→ **ДАННЫЙ ОТРЫВОК**
============

Пока посылали за моей каретой, одно преданное мне лицо рассказало мне, что Ржевский в сопровождении Самойлова еще до начала Совета бросились императрице в ноги, прося простить их за их дерзостное обвинение человека, осыпанного ее милостями, в непочтении к ее священной личности, в непослушании высшим законам и т. д. и т. д. По дороге в Петербург я составил черновое письмо, которое я решил написать императрице. Я переписал его дома и отправил его в Царское Село с таким расчетом, чтобы императрица получила его на следующий день при вставании. Это письмо состояло из восьми страниц большого формата и было разделено на две части: 1) мое мнение по делу Любомирского, 2) мое мнение о поведении императрицы во все время ведения процесса. Это письмо было писано чистосердечно, с полным доверием, и содержало такие истины и рассуждения, какие можно позволить себе только с лицами, обладающими высшим рассудком. Я доказывал ей, что она одна обесславляет память покойного князя, выставляя свои сомнения на счет его, что общество относится к нему справедливее, и это ей, не менее чем мне, известно, что князь Потемкин, будучи всегда обременен государственными делами, запускал те дела, которые касались лично его, в том числе и настоящее дело.

Когда я отправил это письмо, я поехал к себе на дачу, чтобы повидаться с женою и друзьями, которых мне в то время редко пришлось видеть, но ничего не сказал им о происшествии. Я полагал, что мое письмо только что получено императрицей, как вдруг ко мне явился курьер фельдмаршал, с просьбою быть на следующий день, в семь часов утра, в его доме у Петергофских ворот. Это было предвкушение моей победы. Столь быстрый ответ и поручение, данное старику министру, которого берегли от всяких утомлений, сделать восемь миль для того, чтобы переговорить со мною, — доказывало, что со мною обращались как с личностью, заслуживающею внимание и пребывающею в милости. Действительно, когда двери фельдмаршала раскрылись передо мною, я заметил в его словах досаду, которую он старался скрыть, но которая говорила мне больше, чем его слова. Он передал мне ответ, написанный императрицей собственноручно на четырех страницах большого формата. Она входила во все подробности дела, останавливаясь также на впечатлении, которое оно могло произвести, и удостаивала меня даже объяснений в свое оправдание, что заканчивалось следующими знаменитыми словами: «Возможно, что с точки зрения законодательства ваши мысли лучше моих, но мои мысли — закон, и ваши должны им подчиниться; я, впрочем, требую, чтобы вы ими пожертвовали в знак вашей привязанности ко мне, на которую я рассчитываю». Я хотел положить в карман это драгоценное доказательство одобрения и уважения, но фельдмаршал объявил мне, что ему приказано отобрать это письмо и отнести его обратно и что все, что он может мне разрешить, — это прочесть его еще раз, что я и сделал. Я собирался ответить на письмо, но Салтыков сказал, что императрица мне это запрещает и что этим дело для меня вообще кончено. И, действительно, она отняла у суда совести это дело и предоставила себе самой решение.

============

→ **ИСХОДНЫЕ ДАННЫЕ**
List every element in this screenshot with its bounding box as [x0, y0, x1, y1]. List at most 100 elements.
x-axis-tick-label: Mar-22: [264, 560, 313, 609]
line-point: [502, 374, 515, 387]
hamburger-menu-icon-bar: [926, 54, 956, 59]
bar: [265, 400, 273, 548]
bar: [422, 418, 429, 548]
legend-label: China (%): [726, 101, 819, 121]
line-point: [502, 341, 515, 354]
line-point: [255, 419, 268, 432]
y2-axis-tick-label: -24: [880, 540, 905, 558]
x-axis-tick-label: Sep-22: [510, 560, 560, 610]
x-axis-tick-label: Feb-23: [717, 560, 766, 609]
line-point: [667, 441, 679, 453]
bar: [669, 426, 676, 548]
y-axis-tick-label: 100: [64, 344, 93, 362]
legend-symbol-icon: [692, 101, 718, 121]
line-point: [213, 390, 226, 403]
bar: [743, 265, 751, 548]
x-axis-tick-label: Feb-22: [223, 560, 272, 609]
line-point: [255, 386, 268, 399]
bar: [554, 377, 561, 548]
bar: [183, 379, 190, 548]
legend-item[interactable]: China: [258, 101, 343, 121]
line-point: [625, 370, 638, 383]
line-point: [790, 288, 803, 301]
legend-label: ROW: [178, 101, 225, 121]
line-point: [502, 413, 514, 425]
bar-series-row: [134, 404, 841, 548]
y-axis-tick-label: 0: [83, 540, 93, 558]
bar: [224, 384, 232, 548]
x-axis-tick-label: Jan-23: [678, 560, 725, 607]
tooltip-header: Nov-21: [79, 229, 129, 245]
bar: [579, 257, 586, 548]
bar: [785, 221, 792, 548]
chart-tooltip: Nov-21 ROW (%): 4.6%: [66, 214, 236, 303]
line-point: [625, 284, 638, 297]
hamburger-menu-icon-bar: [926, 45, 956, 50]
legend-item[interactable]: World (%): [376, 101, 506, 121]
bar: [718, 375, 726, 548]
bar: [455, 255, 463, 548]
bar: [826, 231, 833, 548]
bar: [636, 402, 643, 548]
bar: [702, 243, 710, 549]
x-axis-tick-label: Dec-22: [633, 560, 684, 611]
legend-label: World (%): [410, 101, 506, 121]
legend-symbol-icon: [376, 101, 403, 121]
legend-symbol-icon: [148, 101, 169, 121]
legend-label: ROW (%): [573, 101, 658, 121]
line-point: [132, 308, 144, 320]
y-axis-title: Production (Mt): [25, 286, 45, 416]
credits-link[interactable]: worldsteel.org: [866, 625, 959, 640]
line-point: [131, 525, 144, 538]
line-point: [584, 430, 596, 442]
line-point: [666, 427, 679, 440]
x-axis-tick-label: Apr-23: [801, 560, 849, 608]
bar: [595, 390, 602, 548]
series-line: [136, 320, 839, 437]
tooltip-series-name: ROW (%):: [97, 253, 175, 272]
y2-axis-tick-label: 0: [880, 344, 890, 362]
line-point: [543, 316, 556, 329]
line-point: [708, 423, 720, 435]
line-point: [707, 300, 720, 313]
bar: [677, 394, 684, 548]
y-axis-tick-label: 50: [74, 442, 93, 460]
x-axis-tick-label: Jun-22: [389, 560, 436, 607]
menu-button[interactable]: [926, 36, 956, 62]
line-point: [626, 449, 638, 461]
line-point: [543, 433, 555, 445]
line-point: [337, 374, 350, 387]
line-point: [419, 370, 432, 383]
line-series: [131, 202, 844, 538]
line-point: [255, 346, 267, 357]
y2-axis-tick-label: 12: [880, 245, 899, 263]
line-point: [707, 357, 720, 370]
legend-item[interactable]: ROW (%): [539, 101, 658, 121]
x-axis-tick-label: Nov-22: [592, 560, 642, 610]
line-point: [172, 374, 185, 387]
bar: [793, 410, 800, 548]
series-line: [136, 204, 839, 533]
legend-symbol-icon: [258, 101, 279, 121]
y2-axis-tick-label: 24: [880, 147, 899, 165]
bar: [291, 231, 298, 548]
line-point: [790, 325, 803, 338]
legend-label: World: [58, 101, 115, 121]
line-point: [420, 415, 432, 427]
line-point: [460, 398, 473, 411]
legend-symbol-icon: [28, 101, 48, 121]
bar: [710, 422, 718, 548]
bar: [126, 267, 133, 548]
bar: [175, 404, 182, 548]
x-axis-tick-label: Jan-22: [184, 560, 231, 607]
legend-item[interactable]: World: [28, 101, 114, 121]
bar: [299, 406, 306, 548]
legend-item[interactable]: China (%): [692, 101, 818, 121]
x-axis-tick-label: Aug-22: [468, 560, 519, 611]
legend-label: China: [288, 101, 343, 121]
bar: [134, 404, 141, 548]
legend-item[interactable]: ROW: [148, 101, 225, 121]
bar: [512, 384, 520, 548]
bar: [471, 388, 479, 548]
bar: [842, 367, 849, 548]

============

→ **ЧТО НУЖНО СДЕЛАТЬ**
Ответьте по отрывку на вопросы:
(a) Из скольких страниц состояло письмо, отправленное императрице в Царское Село?
(b) В котором часу и где предлагалось быть у фельдмаршала на следующий день?
(c) Сколько страниц занимал ответ, написанный императрицей собственноручно?

→ **РЕШЁННОЕ ЗАДАНИЕ**
(a) Из восьми страниц большого формата.
(b) В семь часов утра, в доме фельдмаршала у Петергофских ворот.
(c) Четыре страницы большого формата.